### Problem details
Could you return each line from the one bearing "Convert this document image to plain text." through the last line of the entries, exactly as it stands, with no pictures?

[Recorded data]
···
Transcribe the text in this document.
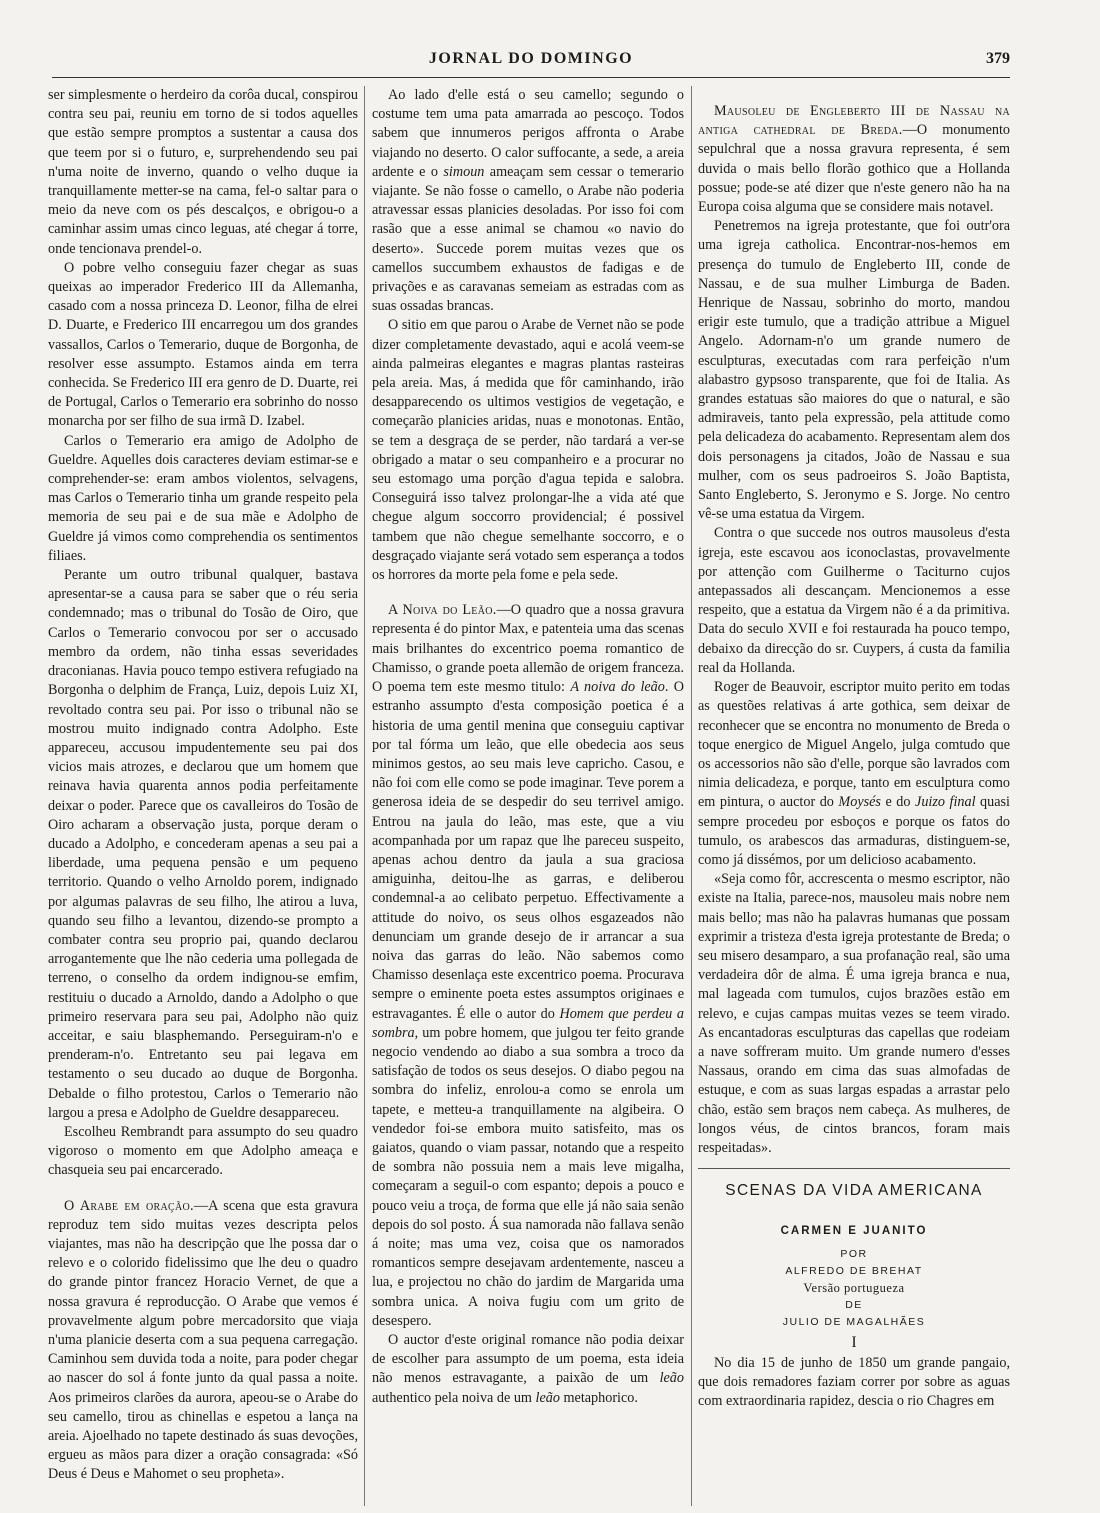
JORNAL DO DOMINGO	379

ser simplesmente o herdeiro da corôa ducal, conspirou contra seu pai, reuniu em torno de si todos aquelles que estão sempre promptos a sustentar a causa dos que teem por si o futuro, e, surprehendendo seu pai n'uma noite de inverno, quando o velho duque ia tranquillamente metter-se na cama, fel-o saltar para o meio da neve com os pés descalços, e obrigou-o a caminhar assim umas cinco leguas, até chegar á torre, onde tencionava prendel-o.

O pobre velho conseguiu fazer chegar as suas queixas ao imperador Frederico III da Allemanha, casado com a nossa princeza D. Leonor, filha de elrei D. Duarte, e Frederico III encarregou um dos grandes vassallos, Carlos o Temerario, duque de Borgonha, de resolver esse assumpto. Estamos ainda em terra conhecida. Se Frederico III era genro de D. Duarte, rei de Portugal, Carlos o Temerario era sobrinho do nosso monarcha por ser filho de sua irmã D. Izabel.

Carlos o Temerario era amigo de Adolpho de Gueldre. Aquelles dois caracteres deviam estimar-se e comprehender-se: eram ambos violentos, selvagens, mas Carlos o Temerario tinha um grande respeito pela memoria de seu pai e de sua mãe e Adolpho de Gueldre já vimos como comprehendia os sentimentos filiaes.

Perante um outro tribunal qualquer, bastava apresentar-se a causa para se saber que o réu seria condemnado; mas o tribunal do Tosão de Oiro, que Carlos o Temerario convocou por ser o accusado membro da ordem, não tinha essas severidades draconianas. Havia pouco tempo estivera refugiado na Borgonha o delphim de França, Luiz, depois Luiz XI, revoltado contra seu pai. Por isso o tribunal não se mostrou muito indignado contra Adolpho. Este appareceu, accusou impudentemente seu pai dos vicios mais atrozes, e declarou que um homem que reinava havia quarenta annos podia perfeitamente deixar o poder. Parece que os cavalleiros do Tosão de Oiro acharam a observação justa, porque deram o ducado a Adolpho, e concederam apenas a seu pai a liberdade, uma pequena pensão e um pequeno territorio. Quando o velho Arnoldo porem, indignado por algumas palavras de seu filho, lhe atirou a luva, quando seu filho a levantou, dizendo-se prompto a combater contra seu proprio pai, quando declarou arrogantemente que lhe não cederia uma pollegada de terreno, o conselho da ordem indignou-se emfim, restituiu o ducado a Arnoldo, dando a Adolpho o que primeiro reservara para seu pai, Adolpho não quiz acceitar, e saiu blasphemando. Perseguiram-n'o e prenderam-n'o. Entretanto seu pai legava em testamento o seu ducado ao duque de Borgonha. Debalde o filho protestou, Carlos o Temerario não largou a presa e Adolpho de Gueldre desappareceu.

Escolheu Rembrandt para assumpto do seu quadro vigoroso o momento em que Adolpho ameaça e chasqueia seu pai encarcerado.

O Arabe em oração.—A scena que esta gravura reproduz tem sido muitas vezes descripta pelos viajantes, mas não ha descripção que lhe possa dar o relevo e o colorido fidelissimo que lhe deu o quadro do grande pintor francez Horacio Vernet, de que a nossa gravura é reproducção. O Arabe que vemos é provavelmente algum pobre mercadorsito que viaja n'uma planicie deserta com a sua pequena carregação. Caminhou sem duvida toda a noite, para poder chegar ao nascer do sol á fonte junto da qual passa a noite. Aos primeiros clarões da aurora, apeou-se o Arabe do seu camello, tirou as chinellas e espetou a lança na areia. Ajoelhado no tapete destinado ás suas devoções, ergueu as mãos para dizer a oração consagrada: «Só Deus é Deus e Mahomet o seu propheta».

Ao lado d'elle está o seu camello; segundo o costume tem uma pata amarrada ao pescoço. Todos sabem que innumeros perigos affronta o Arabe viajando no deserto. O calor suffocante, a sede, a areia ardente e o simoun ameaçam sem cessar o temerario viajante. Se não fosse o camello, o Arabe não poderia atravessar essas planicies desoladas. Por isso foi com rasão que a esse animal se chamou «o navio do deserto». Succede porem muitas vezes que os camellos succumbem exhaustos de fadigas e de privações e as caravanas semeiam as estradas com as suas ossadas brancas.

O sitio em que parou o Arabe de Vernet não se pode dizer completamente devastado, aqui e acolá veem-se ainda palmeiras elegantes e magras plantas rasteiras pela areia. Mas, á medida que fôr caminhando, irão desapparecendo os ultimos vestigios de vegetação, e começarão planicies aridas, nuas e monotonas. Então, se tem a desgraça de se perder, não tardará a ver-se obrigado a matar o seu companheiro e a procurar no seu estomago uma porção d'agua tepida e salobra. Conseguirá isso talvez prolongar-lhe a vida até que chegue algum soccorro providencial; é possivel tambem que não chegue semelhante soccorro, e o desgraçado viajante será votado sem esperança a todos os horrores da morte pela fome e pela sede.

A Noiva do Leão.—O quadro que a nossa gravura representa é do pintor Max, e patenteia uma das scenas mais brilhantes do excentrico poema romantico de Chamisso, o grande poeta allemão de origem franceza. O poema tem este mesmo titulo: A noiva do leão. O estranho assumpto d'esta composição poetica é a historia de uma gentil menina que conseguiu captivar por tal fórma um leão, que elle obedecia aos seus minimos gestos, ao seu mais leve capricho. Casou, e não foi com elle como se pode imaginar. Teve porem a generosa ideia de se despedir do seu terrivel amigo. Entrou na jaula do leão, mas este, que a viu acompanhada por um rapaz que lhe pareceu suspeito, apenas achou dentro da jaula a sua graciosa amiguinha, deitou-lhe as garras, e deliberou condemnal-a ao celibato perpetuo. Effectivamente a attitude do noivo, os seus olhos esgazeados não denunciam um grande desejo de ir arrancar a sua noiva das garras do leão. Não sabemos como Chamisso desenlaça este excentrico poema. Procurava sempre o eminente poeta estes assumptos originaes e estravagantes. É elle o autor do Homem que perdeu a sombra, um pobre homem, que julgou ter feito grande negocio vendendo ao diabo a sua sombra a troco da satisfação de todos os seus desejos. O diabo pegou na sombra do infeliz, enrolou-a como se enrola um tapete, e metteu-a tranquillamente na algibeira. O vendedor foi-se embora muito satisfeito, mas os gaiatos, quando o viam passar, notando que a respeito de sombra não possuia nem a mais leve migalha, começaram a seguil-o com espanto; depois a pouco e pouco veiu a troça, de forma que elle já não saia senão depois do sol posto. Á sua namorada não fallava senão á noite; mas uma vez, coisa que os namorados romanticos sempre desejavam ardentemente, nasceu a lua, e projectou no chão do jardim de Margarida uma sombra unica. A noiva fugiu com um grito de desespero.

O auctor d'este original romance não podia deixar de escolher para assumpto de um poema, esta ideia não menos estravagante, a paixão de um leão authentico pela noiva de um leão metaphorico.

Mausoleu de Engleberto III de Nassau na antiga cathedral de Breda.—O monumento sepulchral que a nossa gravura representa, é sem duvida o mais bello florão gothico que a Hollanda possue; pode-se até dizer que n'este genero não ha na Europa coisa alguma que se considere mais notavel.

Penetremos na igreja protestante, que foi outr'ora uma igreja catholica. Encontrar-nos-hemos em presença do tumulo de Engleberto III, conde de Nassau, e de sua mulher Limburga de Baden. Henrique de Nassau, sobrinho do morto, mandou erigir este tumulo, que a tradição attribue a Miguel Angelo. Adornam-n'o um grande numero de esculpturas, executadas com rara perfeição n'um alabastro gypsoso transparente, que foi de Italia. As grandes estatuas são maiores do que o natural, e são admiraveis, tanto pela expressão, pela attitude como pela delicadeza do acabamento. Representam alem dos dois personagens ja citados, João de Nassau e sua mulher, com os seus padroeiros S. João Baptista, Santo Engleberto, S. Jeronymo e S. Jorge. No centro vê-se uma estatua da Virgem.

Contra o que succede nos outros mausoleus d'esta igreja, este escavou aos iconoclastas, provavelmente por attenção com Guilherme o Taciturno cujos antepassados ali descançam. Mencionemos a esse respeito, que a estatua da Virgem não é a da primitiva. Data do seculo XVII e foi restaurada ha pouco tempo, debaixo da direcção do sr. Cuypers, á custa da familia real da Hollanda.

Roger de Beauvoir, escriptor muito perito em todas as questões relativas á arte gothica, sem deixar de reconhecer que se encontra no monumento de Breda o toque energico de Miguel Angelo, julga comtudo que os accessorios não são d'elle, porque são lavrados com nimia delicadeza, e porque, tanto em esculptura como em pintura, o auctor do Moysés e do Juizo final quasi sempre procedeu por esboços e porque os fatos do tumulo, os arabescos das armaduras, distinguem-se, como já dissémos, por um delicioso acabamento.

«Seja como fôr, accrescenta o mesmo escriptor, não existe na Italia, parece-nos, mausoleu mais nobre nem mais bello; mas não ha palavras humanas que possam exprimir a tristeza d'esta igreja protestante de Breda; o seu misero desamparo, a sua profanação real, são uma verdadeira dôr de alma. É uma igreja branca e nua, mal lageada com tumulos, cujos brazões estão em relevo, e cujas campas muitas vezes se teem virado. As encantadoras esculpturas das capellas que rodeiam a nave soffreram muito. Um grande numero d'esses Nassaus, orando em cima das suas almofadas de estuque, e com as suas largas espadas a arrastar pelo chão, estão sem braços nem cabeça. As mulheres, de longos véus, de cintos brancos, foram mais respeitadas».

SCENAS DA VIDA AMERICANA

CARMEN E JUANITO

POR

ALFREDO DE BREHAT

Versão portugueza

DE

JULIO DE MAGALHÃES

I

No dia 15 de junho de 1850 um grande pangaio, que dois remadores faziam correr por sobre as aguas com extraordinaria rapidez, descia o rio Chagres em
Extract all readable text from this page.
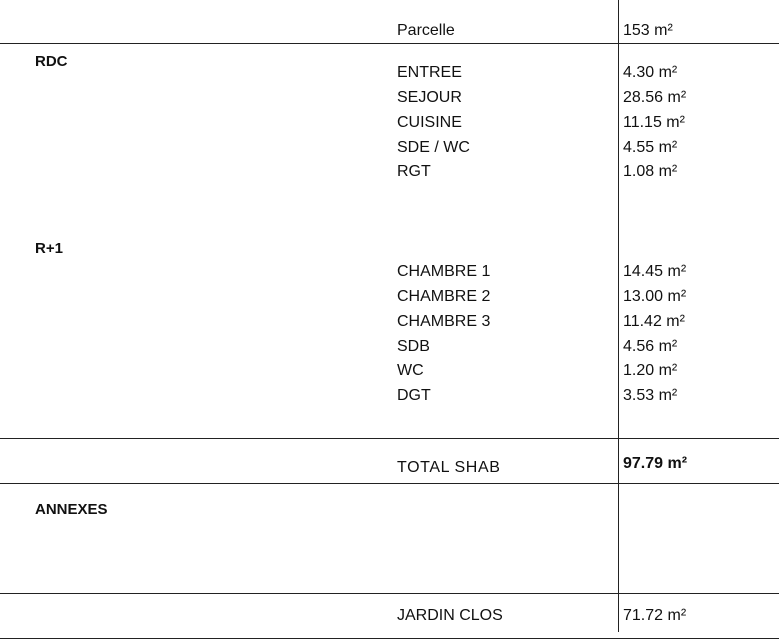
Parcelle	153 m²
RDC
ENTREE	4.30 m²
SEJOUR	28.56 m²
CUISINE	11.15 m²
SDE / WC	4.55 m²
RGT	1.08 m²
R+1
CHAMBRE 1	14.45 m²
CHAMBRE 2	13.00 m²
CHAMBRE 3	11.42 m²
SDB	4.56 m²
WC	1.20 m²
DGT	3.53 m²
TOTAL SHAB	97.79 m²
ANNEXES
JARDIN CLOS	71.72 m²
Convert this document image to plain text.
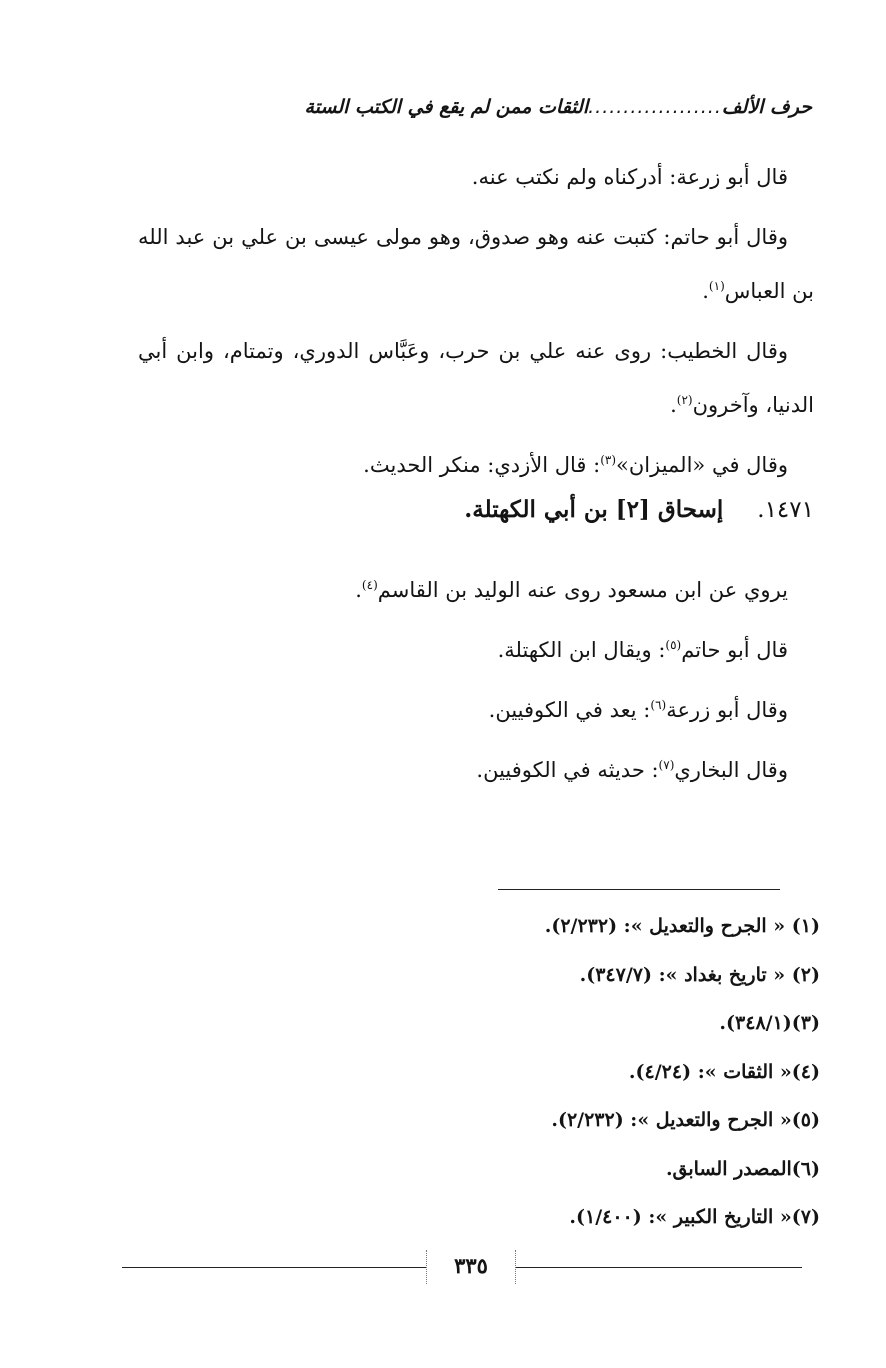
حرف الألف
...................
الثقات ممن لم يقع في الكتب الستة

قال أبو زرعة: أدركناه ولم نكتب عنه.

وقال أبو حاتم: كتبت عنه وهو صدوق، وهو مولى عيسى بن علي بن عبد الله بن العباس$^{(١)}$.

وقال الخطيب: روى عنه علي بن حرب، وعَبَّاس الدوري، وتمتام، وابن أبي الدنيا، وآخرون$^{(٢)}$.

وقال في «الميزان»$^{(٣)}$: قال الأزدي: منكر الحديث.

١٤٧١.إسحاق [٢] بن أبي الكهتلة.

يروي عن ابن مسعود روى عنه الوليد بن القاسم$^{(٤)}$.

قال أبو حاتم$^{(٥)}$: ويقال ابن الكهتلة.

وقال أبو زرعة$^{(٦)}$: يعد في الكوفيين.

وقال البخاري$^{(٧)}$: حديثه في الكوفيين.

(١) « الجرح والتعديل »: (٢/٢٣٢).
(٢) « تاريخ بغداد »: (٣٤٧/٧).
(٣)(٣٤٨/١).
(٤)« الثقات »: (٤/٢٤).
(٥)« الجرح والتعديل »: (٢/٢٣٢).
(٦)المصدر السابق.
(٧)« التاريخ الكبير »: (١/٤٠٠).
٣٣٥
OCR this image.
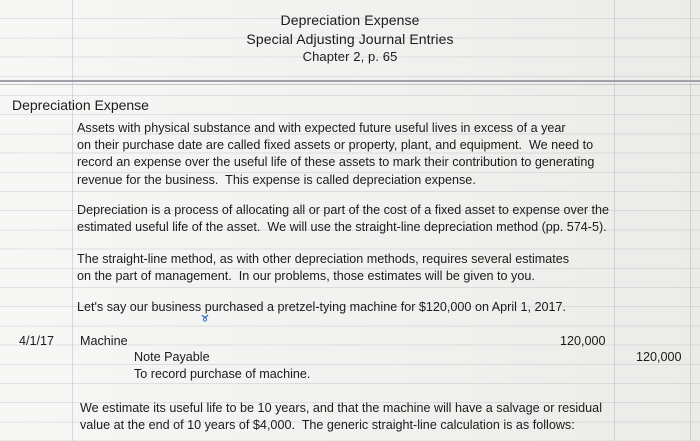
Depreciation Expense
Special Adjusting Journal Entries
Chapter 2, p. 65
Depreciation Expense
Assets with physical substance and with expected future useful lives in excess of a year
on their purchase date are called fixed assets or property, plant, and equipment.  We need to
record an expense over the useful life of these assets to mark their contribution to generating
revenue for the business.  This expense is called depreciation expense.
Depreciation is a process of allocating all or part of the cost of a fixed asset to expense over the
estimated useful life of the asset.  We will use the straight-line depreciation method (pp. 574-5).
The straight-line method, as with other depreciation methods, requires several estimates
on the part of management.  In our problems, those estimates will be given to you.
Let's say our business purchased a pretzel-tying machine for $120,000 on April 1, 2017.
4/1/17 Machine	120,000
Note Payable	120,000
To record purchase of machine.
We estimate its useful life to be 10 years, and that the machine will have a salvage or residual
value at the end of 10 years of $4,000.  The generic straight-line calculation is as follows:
···
### Task output
Convert this document image to plain text.
حرف الألف
...................
الثقات ممن لم يقع في الكتب الستة

قال أبو زرعة: أدركناه ولم نكتب عنه.

وقال أبو حاتم: كتبت عنه وهو صدوق، وهو مولى عيسى بن علي بن عبد الله بن العباس$^{(١)}$.

وقال الخطيب: روى عنه علي بن حرب، وعَبَّاس الدوري، وتمتام، وابن أبي الدنيا، وآخرون$^{(٢)}$.

وقال في «الميزان»$^{(٣)}$: قال الأزدي: منكر الحديث.

١٤٧١.إسحاق [٢] بن أبي الكهتلة.

يروي عن ابن مسعود روى عنه الوليد بن القاسم$^{(٤)}$.

قال أبو حاتم$^{(٥)}$: ويقال ابن الكهتلة.

وقال أبو زرعة$^{(٦)}$: يعد في الكوفيين.

وقال البخاري$^{(٧)}$: حديثه في الكوفيين.

(١) « الجرح والتعديل »: (٢/٢٣٢).
(٢) « تاريخ بغداد »: (٣٤٧/٧).
(٣)(٣٤٨/١).
(٤)« الثقات »: (٤/٢٤).
(٥)« الجرح والتعديل »: (٢/٢٣٢).
(٦)المصدر السابق.
(٧)« التاريخ الكبير »: (١/٤٠٠).
٣٣٥
OCR this image.
Depreciation Expense
Special Adjusting Journal Entries
Chapter 2, p. 65
Depreciation Expense
Assets with physical substance and with expected future useful lives in excess of a year
on their purchase date are called fixed assets or property, plant, and equipment.  We need to
record an expense over the useful life of these assets to mark their contribution to generating
revenue for the business.  This expense is called depreciation expense.
Depreciation is a process of allocating all or part of the cost of a fixed asset to expense over the
estimated useful life of the asset.  We will use the straight-line depreciation method (pp. 574-5).
The straight-line method, as with other depreciation methods, requires several estimates
on the part of management.  In our problems, those estimates will be given to you.
Let's say our business purchased a pretzel-tying machine for $120,000 on April 1, 2017.
4/1/17 Machine	120,000
Note Payable	120,000
To record purchase of machine.
We estimate its useful life to be 10 years, and that the machine will have a salvage or residual
value at the end of 10 years of $4,000.  The generic straight-line calculation is as follows:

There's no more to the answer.